From Fall 2007 to Summer 2013, I was a graduate student in the Department of Physics and Astronomy at Rutgers University.

Physics for the Humanities and Social Sciences

In Spring 2013, along with Michael Manhart, Simon Knapen, and Deepak Iyer, (and under the guidance of Prof. Saurabh Jha), I taught Concepts of Physics for the Humanities and Social Sciences. This course was an experiment by the Rutgers Physics Department to allow four graduate students to completely re-design and teach the physics for non-majors course. Here's our syllabus and twitter feed.

In the couse, I taught approximately 100 students to use physics principles such as energy conservation to develop useful models and make order of magnitude estimates to quantitatively undertand our energy use, and assess whether the United States can meet its energy needs from renewable resources. We used David Mackay's excellent textbook, Sustainable Energy Without the Hot Air.

We incorporated undergraduate learning assistants to facilitate peer discussion and collaboration, used iClickers & in-class workshops with PhET simulations for active learning, conducted case studies of local renewable energy projects such as the Rutgers Livingston Solar Farm, assigned blog post writing assignments where students critically assesses scientific claims, communicated science to a general audience, and peer reviewed each other's writing. We also video recorded our lectures and received teaching feedback from the undergraduate learning assistants and Prof. Saurabh Jha.

Our work was highlighted in the Rutgers School of Arts and Sciences Magazine, in the article, "For Students Dreading Science Class, a Quantum Leap Forward".

“In a high school physics course, they would’ve asked us to measure the velocity of a moving object,” said Chris Vowinkel, a first-year accounting student “In this course, it’s more like: ‘How can we use physics to make America more energy efficient?’”

» **Problem 1**
Find every line in the rows that contains the string "note" and copy each one out. Only matches with the same upper and lower case count.
The text above and the rows that come next are from unrelated sources.

» **The records**
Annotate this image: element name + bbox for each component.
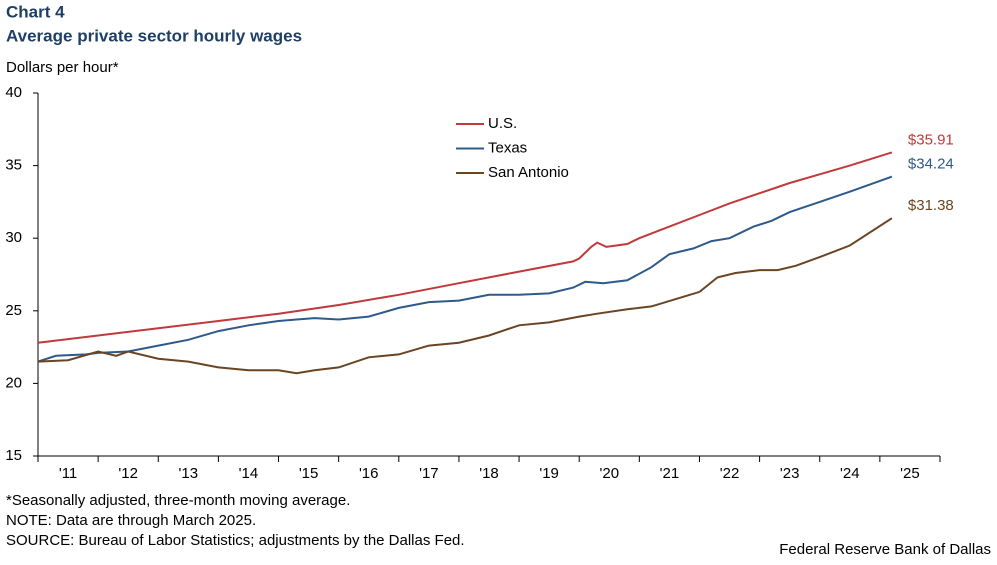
y-tick-label: 25 bbox=[5, 302, 22, 319]
credit: Federal Reserve Bank of Dallas bbox=[779, 541, 991, 558]
x-tick-label: '14 bbox=[239, 465, 259, 482]
y-tick-label: 20 bbox=[5, 374, 22, 391]
legend-label: U.S. bbox=[488, 115, 517, 132]
x-tick-label: '19 bbox=[539, 465, 559, 482]
y-tick-label: 40 bbox=[5, 84, 22, 101]
x-tick-label: '11 bbox=[59, 465, 77, 482]
x-tick-label: '21 bbox=[660, 465, 680, 482]
x-tick-label: '23 bbox=[780, 465, 800, 482]
x-tick-label: '17 bbox=[419, 465, 439, 482]
legend-label: Texas bbox=[488, 139, 527, 156]
y-tick-label: 30 bbox=[5, 229, 22, 246]
line-series bbox=[37, 175, 893, 363]
x-tick-label: '16 bbox=[359, 465, 379, 482]
end-label: $35.91 bbox=[908, 131, 954, 148]
x-tick-label: '12 bbox=[118, 465, 138, 482]
end-label: $31.38 bbox=[908, 197, 954, 214]
note: *Seasonally adjusted, three-month moving… bbox=[6, 492, 350, 509]
chart-title: Chart 4 bbox=[6, 2, 65, 21]
x-tick-label: '20 bbox=[599, 465, 619, 482]
legend-label: San Antonio bbox=[488, 164, 569, 181]
x-tick-label: '24 bbox=[840, 465, 860, 482]
y-tick-label: 35 bbox=[5, 157, 22, 174]
line-series bbox=[37, 151, 893, 344]
x-tick-label: '15 bbox=[299, 465, 319, 482]
end-label: $34.24 bbox=[908, 156, 954, 173]
y-tick-label: 15 bbox=[5, 447, 22, 464]
x-tick-label: '13 bbox=[179, 465, 199, 482]
x-tick-label: '18 bbox=[479, 465, 499, 482]
y-axis-label: Dollars per hour* bbox=[6, 59, 119, 76]
x-tick-label: '22 bbox=[720, 465, 740, 482]
line-series bbox=[37, 217, 893, 375]
note: NOTE: Data are through March 2025. bbox=[6, 512, 256, 529]
x-tick-label: '25 bbox=[900, 465, 920, 482]
chart-subtitle: Average private sector hourly wages bbox=[6, 26, 302, 45]
note: SOURCE: Bureau of Labor Statistics; adju… bbox=[6, 532, 465, 549]
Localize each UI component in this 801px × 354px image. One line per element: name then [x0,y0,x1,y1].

» **Problem 2**
Name every person mentioned in the text on teaching physics to non-majors.

» **Correct response 1**
note: *Seasonally adjusted, three-month moving… bbox=[6, 492, 350, 509]
note: NOTE: Data are through March 2025. bbox=[6, 512, 256, 529]
note: SOURCE: Bureau of Labor Statistics; adju… bbox=[6, 532, 465, 549]

» **Correct response 2**
Michael Manhart
Simon Knapen
Deepak Iyer
Saurabh Jha
David Mackay
Chris Vowinkel